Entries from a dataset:
--- Begin ---

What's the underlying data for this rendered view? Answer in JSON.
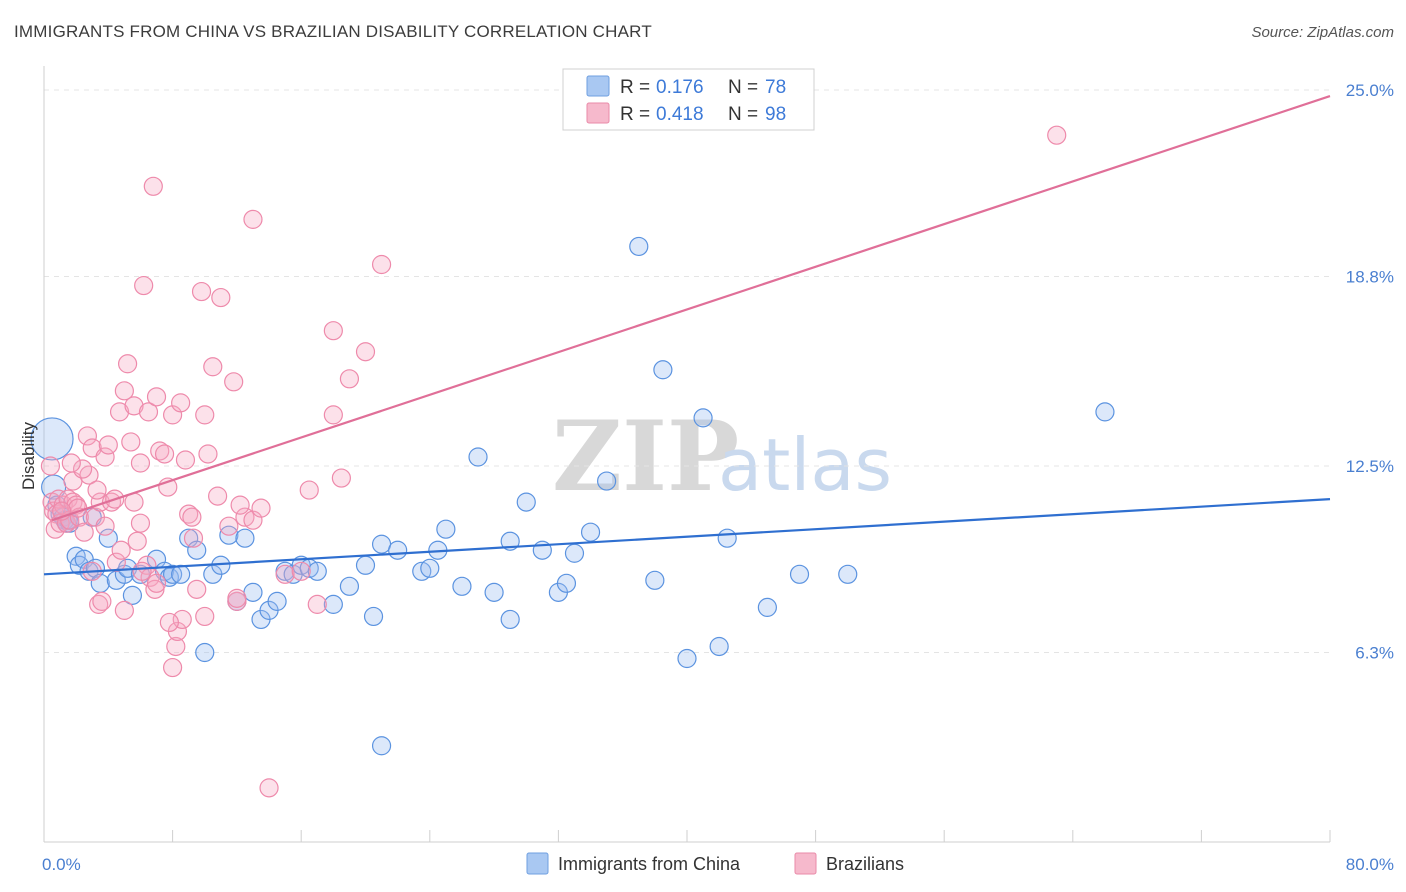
{
  "title": "IMMIGRANTS FROM CHINA VS BRAZILIAN DISABILITY CORRELATION CHART",
  "source": "Source: ZipAtlas.com",
  "watermark": {
    "zip": "ZIP",
    "atlas": "atlas"
  },
  "legend": {
    "r_label": "R =",
    "n_label": "N =",
    "rows": [
      {
        "r": "0.176",
        "n": "78",
        "color": "#a9c8f2",
        "stroke": "#6f9fe0"
      },
      {
        "r": "0.418",
        "n": "98",
        "color": "#f6b9cc",
        "stroke": "#e98aa8"
      }
    ]
  },
  "colors": {
    "china": "#5b93e0",
    "brazil": "#ee8aab",
    "china_line": "#2f6fd0",
    "brazil_line": "#e06f98",
    "tick": "#4a7fd0"
  },
  "chart_data": {
    "type": "scatter",
    "xlabel": "",
    "ylabel": "Disability",
    "xlim": [
      0,
      80
    ],
    "ylim": [
      0,
      25.6
    ],
    "x_tick_labels": [
      {
        "value": 0,
        "label": "0.0%"
      },
      {
        "value": 80,
        "label": "80.0%"
      }
    ],
    "y_tick_labels": [
      {
        "value": 6.3,
        "label": "6.3%"
      },
      {
        "value": 12.5,
        "label": "12.5%"
      },
      {
        "value": 18.8,
        "label": "18.8%"
      },
      {
        "value": 25.0,
        "label": "25.0%"
      }
    ],
    "grid": true,
    "series": [
      {
        "name": "Immigrants from China",
        "trend": {
          "x": [
            0,
            80
          ],
          "y": [
            8.9,
            11.4
          ]
        },
        "points": [
          [
            0.5,
            13.4
          ],
          [
            0.6,
            11.8
          ],
          [
            0.8,
            11.2
          ],
          [
            1.0,
            10.9
          ],
          [
            1.2,
            10.8
          ],
          [
            1.3,
            10.7
          ],
          [
            1.4,
            10.6
          ],
          [
            1.5,
            10.7
          ],
          [
            1.6,
            10.6
          ],
          [
            2,
            9.5
          ],
          [
            2.2,
            9.2
          ],
          [
            2.5,
            9.4
          ],
          [
            2.8,
            9.0
          ],
          [
            3,
            10.8
          ],
          [
            3.2,
            9.1
          ],
          [
            3.5,
            8.6
          ],
          [
            4,
            10.1
          ],
          [
            4.5,
            8.7
          ],
          [
            5,
            8.9
          ],
          [
            5.2,
            9.1
          ],
          [
            5.5,
            8.2
          ],
          [
            6,
            8.9
          ],
          [
            7,
            9.4
          ],
          [
            7.5,
            9.0
          ],
          [
            7.8,
            8.8
          ],
          [
            8,
            8.9
          ],
          [
            8.5,
            8.9
          ],
          [
            9,
            10.1
          ],
          [
            9.5,
            9.7
          ],
          [
            10,
            6.3
          ],
          [
            10.5,
            8.9
          ],
          [
            11,
            9.2
          ],
          [
            11.5,
            10.2
          ],
          [
            12,
            8.0
          ],
          [
            12.5,
            10.1
          ],
          [
            13,
            8.3
          ],
          [
            13.5,
            7.4
          ],
          [
            14,
            7.7
          ],
          [
            14.5,
            8.0
          ],
          [
            15,
            9.0
          ],
          [
            15.5,
            8.9
          ],
          [
            16,
            9.2
          ],
          [
            16.5,
            9.1
          ],
          [
            17,
            9.0
          ],
          [
            18,
            7.9
          ],
          [
            19,
            8.5
          ],
          [
            20,
            9.2
          ],
          [
            20.5,
            7.5
          ],
          [
            21,
            9.9
          ],
          [
            22,
            9.7
          ],
          [
            23.5,
            9.0
          ],
          [
            24,
            9.1
          ],
          [
            24.5,
            9.7
          ],
          [
            25,
            10.4
          ],
          [
            26,
            8.5
          ],
          [
            27,
            12.8
          ],
          [
            28,
            8.3
          ],
          [
            29,
            10.0
          ],
          [
            29,
            7.4
          ],
          [
            30,
            11.3
          ],
          [
            31,
            9.7
          ],
          [
            32,
            8.3
          ],
          [
            32.5,
            8.6
          ],
          [
            33,
            9.6
          ],
          [
            34,
            10.3
          ],
          [
            35,
            12.0
          ],
          [
            37,
            19.8
          ],
          [
            38,
            8.7
          ],
          [
            38.5,
            15.7
          ],
          [
            40,
            6.1
          ],
          [
            41,
            14.1
          ],
          [
            42,
            6.5
          ],
          [
            42.5,
            10.1
          ],
          [
            45,
            7.8
          ],
          [
            47,
            8.9
          ],
          [
            50,
            8.9
          ],
          [
            66,
            14.3
          ],
          [
            21,
            3.2
          ]
        ]
      },
      {
        "name": "Brazilians",
        "trend": {
          "x": [
            0.5,
            80
          ],
          "y": [
            10.7,
            24.8
          ]
        },
        "points": [
          [
            0.4,
            12.5
          ],
          [
            0.5,
            11.3
          ],
          [
            0.6,
            11.0
          ],
          [
            0.7,
            10.4
          ],
          [
            0.8,
            10.9
          ],
          [
            0.9,
            11.4
          ],
          [
            1,
            10.6
          ],
          [
            1.2,
            11.2
          ],
          [
            1.4,
            10.6
          ],
          [
            1.5,
            11.4
          ],
          [
            1.6,
            10.7
          ],
          [
            1.8,
            12.0
          ],
          [
            1.8,
            11.3
          ],
          [
            2,
            11.2
          ],
          [
            2.2,
            10.8
          ],
          [
            2.5,
            10.3
          ],
          [
            2.7,
            13.5
          ],
          [
            2.8,
            12.2
          ],
          [
            3,
            13.1
          ],
          [
            3,
            9.0
          ],
          [
            3.2,
            10.8
          ],
          [
            3.4,
            7.9
          ],
          [
            3.5,
            11.3
          ],
          [
            3.6,
            8.0
          ],
          [
            3.8,
            12.8
          ],
          [
            4,
            13.2
          ],
          [
            4.2,
            11.3
          ],
          [
            4.5,
            9.3
          ],
          [
            4.7,
            14.3
          ],
          [
            4.8,
            9.7
          ],
          [
            5,
            15.0
          ],
          [
            5,
            7.7
          ],
          [
            5.2,
            15.9
          ],
          [
            5.4,
            13.3
          ],
          [
            5.6,
            11.3
          ],
          [
            5.6,
            14.5
          ],
          [
            6,
            12.6
          ],
          [
            6,
            10.6
          ],
          [
            6.2,
            18.5
          ],
          [
            6.4,
            9.2
          ],
          [
            6.5,
            14.3
          ],
          [
            6.6,
            8.8
          ],
          [
            6.8,
            21.8
          ],
          [
            6.9,
            8.4
          ],
          [
            7,
            14.8
          ],
          [
            7,
            8.6
          ],
          [
            7.2,
            13.0
          ],
          [
            7.5,
            12.9
          ],
          [
            7.7,
            11.8
          ],
          [
            8,
            14.2
          ],
          [
            8,
            5.8
          ],
          [
            8.2,
            6.5
          ],
          [
            8.3,
            7.0
          ],
          [
            8.5,
            14.6
          ],
          [
            8.6,
            7.4
          ],
          [
            9,
            10.9
          ],
          [
            9.2,
            10.8
          ],
          [
            9.5,
            8.4
          ],
          [
            9.8,
            18.3
          ],
          [
            10,
            7.5
          ],
          [
            10,
            14.2
          ],
          [
            10.2,
            12.9
          ],
          [
            10.5,
            15.8
          ],
          [
            10.8,
            11.5
          ],
          [
            11,
            18.1
          ],
          [
            11.5,
            10.5
          ],
          [
            11.8,
            15.3
          ],
          [
            12,
            8.0
          ],
          [
            12,
            8.1
          ],
          [
            12.5,
            10.8
          ],
          [
            13,
            10.7
          ],
          [
            13,
            20.7
          ],
          [
            13.5,
            11.1
          ],
          [
            14,
            1.8
          ],
          [
            15,
            8.9
          ],
          [
            16,
            9.0
          ],
          [
            16.5,
            11.7
          ],
          [
            17,
            7.9
          ],
          [
            18,
            17.0
          ],
          [
            18,
            14.2
          ],
          [
            18.5,
            12.1
          ],
          [
            19,
            15.4
          ],
          [
            20,
            16.3
          ],
          [
            21,
            19.2
          ],
          [
            63,
            23.5
          ],
          [
            3.8,
            10.5
          ],
          [
            2.1,
            11.1
          ],
          [
            1.1,
            11.0
          ],
          [
            4.4,
            11.4
          ],
          [
            5.8,
            10.0
          ],
          [
            9.3,
            10.1
          ],
          [
            12.2,
            11.2
          ],
          [
            7.8,
            7.3
          ],
          [
            6.1,
            9.0
          ],
          [
            2.4,
            12.4
          ],
          [
            1.7,
            12.6
          ],
          [
            3.3,
            11.7
          ],
          [
            8.8,
            12.7
          ]
        ]
      }
    ]
  },
  "bottom_legend": [
    {
      "label": "Immigrants from China",
      "color": "#a9c8f2",
      "stroke": "#6f9fe0"
    },
    {
      "label": "Brazilians",
      "color": "#f6b9cc",
      "stroke": "#e98aa8"
    }
  ]
}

--- End ---

Pick out the lines above that hold the string "stroke" and show them.

        "stroke": "#6f9fe0"
        "stroke": "#e98aa8"
      "stroke": "#6f9fe0"
      "stroke": "#e98aa8"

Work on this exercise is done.